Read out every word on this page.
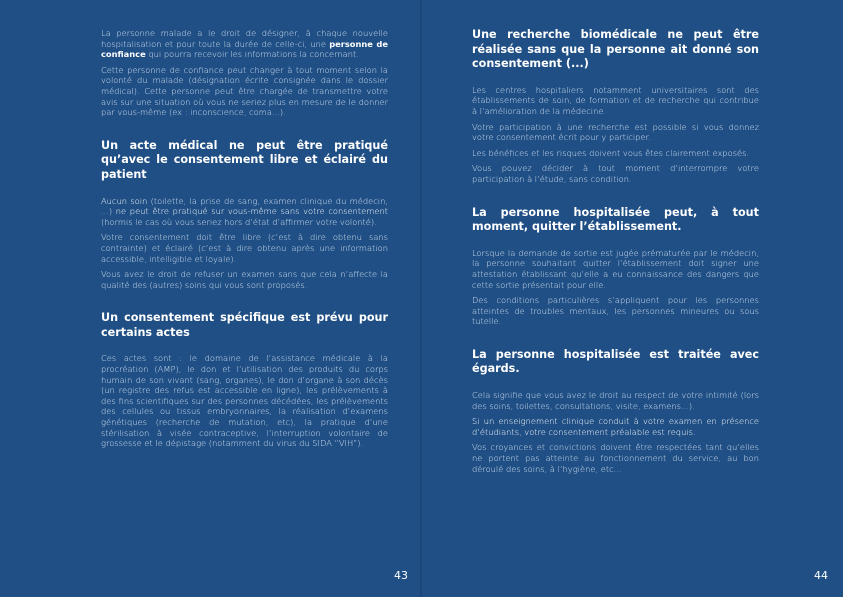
La personne malade a le droit de désigner, à chaque nouvelle hospitalisation et pour toute la durée de celle-ci, une personne de confiance qui pourra recevoir les informations la concernant.

Cette personne de confiance peut changer à tout moment selon la volonté du malade (désignation écrite consignée dans le dossier médical). Cette personne peut être chargée de transmettre votre avis sur une situation où vous ne seriez plus en mesure de le donner par vous-même (ex : inconscience, coma...).

Un acte médical ne peut être pratiqué qu’avec le consentement libre et éclairé du patient

Aucun soin (toilette, la prise de sang, examen clinique du médecin, ...) ne peut être pratiqué sur vous-même sans votre consentement (hormis le cas où vous seriez hors d’état d’affirmer votre volonté).

Votre consentement doit être libre (c’est à dire obtenu sans contrainte) et éclairé (c’est à dire obtenu après une information accessible, intelligible et loyale).

Vous avez le droit de refuser un examen sans que cela n’affecte la qualité des (autres) soins qui vous sont proposés.

Un consentement spécifique est prévu pour certains actes

Ces actes sont : le domaine de l’assistance médicale à la procréation (AMP), le don et l’utilisation des produits du corps humain de son vivant (sang, organes), le don d’organe à son décès (un registre des refus est accessible en ligne), les prélèvements à des fins scientifiques sur des personnes décédées, les prélèvements des cellules ou tissus embryonnaires, la réalisation d’examens génétiques (recherche de mutation, etc), la pratique d’une stérilisation à visée contraceptive, l’interruption volontaire de grossesse et le dépistage (notamment du virus du SIDA “VIH”).

43
Une recherche biomédicale ne peut être réalisée sans que la personne ait donné son consentement (...)

Les centres hospitaliers notamment universitaires sont des établissements de soin, de formation et de recherche qui contribue à l’amélioration de la médecine.

Votre participation à une recherche est possible si vous donnez votre consentement écrit pour y participer.

Les bénéfices et les risques doivent vous êtes clairement exposés.

Vous pouvez décider à tout moment d’interrompre votre participation à l’étude, sans condition.

La personne hospitalisée peut, à tout moment, quitter l’établissement.

Lorsque la demande de sortie est jugée prématurée par le médecin, la personne souhaitant quitter l’établissement doit signer une attestation établissant qu’elle a eu connaissance des dangers que cette sortie présentait pour elle.

Des conditions particulières s’appliquent pour les personnes atteintes de troubles mentaux, les personnes mineures ou sous tutelle.

La personne hospitalisée est traitée avec égards.

Cela signifie que vous avez le droit au respect de votre intimité (lors des soins, toilettes, consultations, visite, examens...).

Si un enseignement clinique conduit à votre examen en présence d’étudiants, votre consentement préalable est requis.

Vos croyances et convictions doivent être respectées tant qu’elles ne portent pas atteinte au fonctionnement du service, au bon déroulé des soins, à l’hygiène, etc...

44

▶ [Exercise details]
Could you output the listing word for word, omitting every picture?

▶ [Completed exercise]
Read out every word on this page.
La personne malade a le droit de désigner, à chaque nouvelle hospitalisation et pour toute la durée de celle-ci, une personne de confiance qui pourra recevoir les informations la concernant.

Cette personne de confiance peut changer à tout moment selon la volonté du malade (désignation écrite consignée dans le dossier médical). Cette personne peut être chargée de transmettre votre avis sur une situation où vous ne seriez plus en mesure de le donner par vous-même (ex : inconscience, coma...).

Un acte médical ne peut être pratiqué qu’avec le consentement libre et éclairé du patient

Aucun soin (toilette, la prise de sang, examen clinique du médecin, ...) ne peut être pratiqué sur vous-même sans votre consentement (hormis le cas où vous seriez hors d’état d’affirmer votre volonté).

Votre consentement doit être libre (c’est à dire obtenu sans contrainte) et éclairé (c’est à dire obtenu après une information accessible, intelligible et loyale).

Vous avez le droit de refuser un examen sans que cela n’affecte la qualité des (autres) soins qui vous sont proposés.

Un consentement spécifique est prévu pour certains actes

Ces actes sont : le domaine de l’assistance médicale à la procréation (AMP), le don et l’utilisation des produits du corps humain de son vivant (sang, organes), le don d’organe à son décès (un registre des refus est accessible en ligne), les prélèvements à des fins scientifiques sur des personnes décédées, les prélèvements des cellules ou tissus embryonnaires, la réalisation d’examens génétiques (recherche de mutation, etc), la pratique d’une stérilisation à visée contraceptive, l’interruption volontaire de grossesse et le dépistage (notamment du virus du SIDA “VIH”).

43
Une recherche biomédicale ne peut être réalisée sans que la personne ait donné son consentement (...)

Les centres hospitaliers notamment universitaires sont des établissements de soin, de formation et de recherche qui contribue à l’amélioration de la médecine.

Votre participation à une recherche est possible si vous donnez votre consentement écrit pour y participer.

Les bénéfices et les risques doivent vous êtes clairement exposés.

Vous pouvez décider à tout moment d’interrompre votre participation à l’étude, sans condition.

La personne hospitalisée peut, à tout moment, quitter l’établissement.

Lorsque la demande de sortie est jugée prématurée par le médecin, la personne souhaitant quitter l’établissement doit signer une attestation établissant qu’elle a eu connaissance des dangers que cette sortie présentait pour elle.

Des conditions particulières s’appliquent pour les personnes atteintes de troubles mentaux, les personnes mineures ou sous tutelle.

La personne hospitalisée est traitée avec égards.

Cela signifie que vous avez le droit au respect de votre intimité (lors des soins, toilettes, consultations, visite, examens...).

Si un enseignement clinique conduit à votre examen en présence d’étudiants, votre consentement préalable est requis.

Vos croyances et convictions doivent être respectées tant qu’elles ne portent pas atteinte au fonctionnement du service, au bon déroulé des soins, à l’hygiène, etc...

44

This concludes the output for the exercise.